## WHAT NEEDS TO BE DONE:
Each entry below should be retyped exactly as given.

## GIVEN DATA:
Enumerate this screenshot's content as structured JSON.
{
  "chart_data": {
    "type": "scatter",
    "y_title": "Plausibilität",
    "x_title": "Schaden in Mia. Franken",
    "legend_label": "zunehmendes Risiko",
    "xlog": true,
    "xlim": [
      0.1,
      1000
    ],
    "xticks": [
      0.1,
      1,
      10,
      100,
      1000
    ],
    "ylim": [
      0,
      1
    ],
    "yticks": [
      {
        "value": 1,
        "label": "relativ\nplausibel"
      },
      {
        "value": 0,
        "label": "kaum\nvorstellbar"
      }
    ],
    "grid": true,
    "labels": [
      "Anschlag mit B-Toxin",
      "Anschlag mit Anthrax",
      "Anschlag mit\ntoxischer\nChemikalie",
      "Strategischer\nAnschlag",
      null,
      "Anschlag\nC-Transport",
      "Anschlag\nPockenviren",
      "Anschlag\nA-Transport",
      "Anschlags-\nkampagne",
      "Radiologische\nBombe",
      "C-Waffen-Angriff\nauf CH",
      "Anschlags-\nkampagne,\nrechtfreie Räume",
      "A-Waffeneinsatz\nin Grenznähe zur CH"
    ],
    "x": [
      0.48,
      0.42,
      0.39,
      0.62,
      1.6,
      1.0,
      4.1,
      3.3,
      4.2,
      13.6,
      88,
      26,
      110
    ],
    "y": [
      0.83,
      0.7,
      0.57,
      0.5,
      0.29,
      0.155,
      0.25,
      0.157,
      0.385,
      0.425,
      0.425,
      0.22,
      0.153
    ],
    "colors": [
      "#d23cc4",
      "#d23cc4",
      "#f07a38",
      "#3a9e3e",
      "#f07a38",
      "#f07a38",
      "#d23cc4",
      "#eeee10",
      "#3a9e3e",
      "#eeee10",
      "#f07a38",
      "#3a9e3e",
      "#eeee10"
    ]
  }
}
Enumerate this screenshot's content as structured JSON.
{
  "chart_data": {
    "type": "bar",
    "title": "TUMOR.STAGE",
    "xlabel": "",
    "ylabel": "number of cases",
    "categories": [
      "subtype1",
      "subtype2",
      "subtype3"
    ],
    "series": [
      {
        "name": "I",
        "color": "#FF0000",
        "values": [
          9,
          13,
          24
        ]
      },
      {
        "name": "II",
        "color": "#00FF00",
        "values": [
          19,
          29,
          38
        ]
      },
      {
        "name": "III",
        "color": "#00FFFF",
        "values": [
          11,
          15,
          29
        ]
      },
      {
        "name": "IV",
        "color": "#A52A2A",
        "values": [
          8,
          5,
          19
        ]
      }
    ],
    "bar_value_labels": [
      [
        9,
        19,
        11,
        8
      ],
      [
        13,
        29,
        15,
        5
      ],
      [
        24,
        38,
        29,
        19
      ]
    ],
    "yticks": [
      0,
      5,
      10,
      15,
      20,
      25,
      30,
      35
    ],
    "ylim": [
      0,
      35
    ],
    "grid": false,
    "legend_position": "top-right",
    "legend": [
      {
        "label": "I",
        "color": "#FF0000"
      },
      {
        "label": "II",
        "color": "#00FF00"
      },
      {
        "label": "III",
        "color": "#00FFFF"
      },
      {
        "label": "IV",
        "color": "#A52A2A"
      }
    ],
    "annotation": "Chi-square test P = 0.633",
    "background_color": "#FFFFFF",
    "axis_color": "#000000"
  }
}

## EXERCISE ANSWER:
Enumerate this screenshot's content as structured JSON.
{
  "chart_data": {
    "type": "scatter",
    "y_title": "Plausibilität",
    "x_title": "Schaden in Mia. Franken",
    "legend_label": "zunehmendes Risiko",
    "xlog": true,
    "xlim": [
      0.1,
      1000
    ],
    "xticks": [
      0.1,
      1,
      10,
      100,
      1000
    ],
    "ylim": [
      0,
      1
    ],
    "yticks": [
      {
        "value": 1,
        "label": "relativ\nplausibel"
      },
      {
        "value": 0,
        "label": "kaum\nvorstellbar"
      }
    ],
    "grid": true,
    "labels": [
      "Anschlag mit B-Toxin",
      "Anschlag mit Anthrax",
      "Anschlag mit\ntoxischer\nChemikalie",
      "Strategischer\nAnschlag",
      null,
      "Anschlag\nC-Transport",
      "Anschlag\nPockenviren",
      "Anschlag\nA-Transport",
      "Anschlags-\nkampagne",
      "Radiologische\nBombe",
      "C-Waffen-Angriff\nauf CH",
      "Anschlags-\nkampagne,\nrechtfreie Räume",
      "A-Waffeneinsatz\nin Grenznähe zur CH"
    ],
    "x": [
      0.48,
      0.42,
      0.39,
      0.62,
      1.6,
      1.0,
      4.1,
      3.3,
      4.2,
      13.6,
      88,
      26,
      110
    ],
    "y": [
      0.83,
      0.7,
      0.57,
      0.5,
      0.29,
      0.155,
      0.25,
      0.157,
      0.385,
      0.425,
      0.425,
      0.22,
      0.153
    ],
    "colors": [
      "#d23cc4",
      "#d23cc4",
      "#f07a38",
      "#3a9e3e",
      "#f07a38",
      "#f07a38",
      "#d23cc4",
      "#eeee10",
      "#3a9e3e",
      "#eeee10",
      "#f07a38",
      "#3a9e3e",
      "#eeee10"
    ]
  }
}
Enumerate this screenshot's content as structured JSON.
{
  "chart_data": {
    "type": "bar",
    "title": "TUMOR.STAGE",
    "xlabel": "",
    "ylabel": "number of cases",
    "categories": [
      "subtype1",
      "subtype2",
      "subtype3"
    ],
    "series": [
      {
        "name": "I",
        "color": "#FF0000",
        "values": [
          9,
          13,
          24
        ]
      },
      {
        "name": "II",
        "color": "#00FF00",
        "values": [
          19,
          29,
          38
        ]
      },
      {
        "name": "III",
        "color": "#00FFFF",
        "values": [
          11,
          15,
          29
        ]
      },
      {
        "name": "IV",
        "color": "#A52A2A",
        "values": [
          8,
          5,
          19
        ]
      }
    ],
    "bar_value_labels": [
      [
        9,
        19,
        11,
        8
      ],
      [
        13,
        29,
        15,
        5
      ],
      [
        24,
        38,
        29,
        19
      ]
    ],
    "yticks": [
      0,
      5,
      10,
      15,
      20,
      25,
      30,
      35
    ],
    "ylim": [
      0,
      35
    ],
    "grid": false,
    "legend_position": "top-right",
    "legend": [
      {
        "label": "I",
        "color": "#FF0000"
      },
      {
        "label": "II",
        "color": "#00FF00"
      },
      {
        "label": "III",
        "color": "#00FFFF"
      },
      {
        "label": "IV",
        "color": "#A52A2A"
      }
    ],
    "annotation": "Chi-square test P = 0.633",
    "background_color": "#FFFFFF",
    "axis_color": "#000000"
  }
}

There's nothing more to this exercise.